• [ABOUT THIS TASK]:
The entries that follow are to be duplicated in full, character for character.

• [RECORDED INFORMATION]:
# # # # # # #

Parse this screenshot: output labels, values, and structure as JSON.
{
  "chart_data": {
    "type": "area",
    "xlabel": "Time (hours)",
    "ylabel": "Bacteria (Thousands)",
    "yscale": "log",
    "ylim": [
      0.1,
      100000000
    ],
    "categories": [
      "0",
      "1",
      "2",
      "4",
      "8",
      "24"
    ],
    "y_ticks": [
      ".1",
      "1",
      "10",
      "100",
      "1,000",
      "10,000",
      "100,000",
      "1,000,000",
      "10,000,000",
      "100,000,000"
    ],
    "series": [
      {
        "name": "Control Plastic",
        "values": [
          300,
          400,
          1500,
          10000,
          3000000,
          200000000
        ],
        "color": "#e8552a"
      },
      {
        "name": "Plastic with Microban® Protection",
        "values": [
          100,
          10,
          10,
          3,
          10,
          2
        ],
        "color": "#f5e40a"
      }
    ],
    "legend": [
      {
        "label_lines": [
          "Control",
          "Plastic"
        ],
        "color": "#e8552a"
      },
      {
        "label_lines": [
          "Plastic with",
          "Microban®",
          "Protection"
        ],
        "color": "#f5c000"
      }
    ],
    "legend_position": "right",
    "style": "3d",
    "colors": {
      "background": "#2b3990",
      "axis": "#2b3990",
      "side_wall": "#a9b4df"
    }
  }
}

# # # # # # #

• [ANSWER FOR THE TASK]:
Parse this screenshot: output labels, values, and structure as JSON.
{
  "chart_data": {
    "type": "area",
    "xlabel": "Time (hours)",
    "ylabel": "Bacteria (Thousands)",
    "yscale": "log",
    "ylim": [
      0.1,
      100000000
    ],
    "categories": [
      "0",
      "1",
      "2",
      "4",
      "8",
      "24"
    ],
    "y_ticks": [
      ".1",
      "1",
      "10",
      "100",
      "1,000",
      "10,000",
      "100,000",
      "1,000,000",
      "10,000,000",
      "100,000,000"
    ],
    "series": [
      {
        "name": "Control Plastic",
        "values": [
          300,
          400,
          1500,
          10000,
          3000000,
          200000000
        ],
        "color": "#e8552a"
      },
      {
        "name": "Plastic with Microban® Protection",
        "values": [
          100,
          10,
          10,
          3,
          10,
          2
        ],
        "color": "#f5e40a"
      }
    ],
    "legend": [
      {
        "label_lines": [
          "Control",
          "Plastic"
        ],
        "color": "#e8552a"
      },
      {
        "label_lines": [
          "Plastic with",
          "Microban®",
          "Protection"
        ],
        "color": "#f5c000"
      }
    ],
    "legend_position": "right",
    "style": "3d",
    "colors": {
      "background": "#2b3990",
      "axis": "#2b3990",
      "side_wall": "#a9b4df"
    }
  }
}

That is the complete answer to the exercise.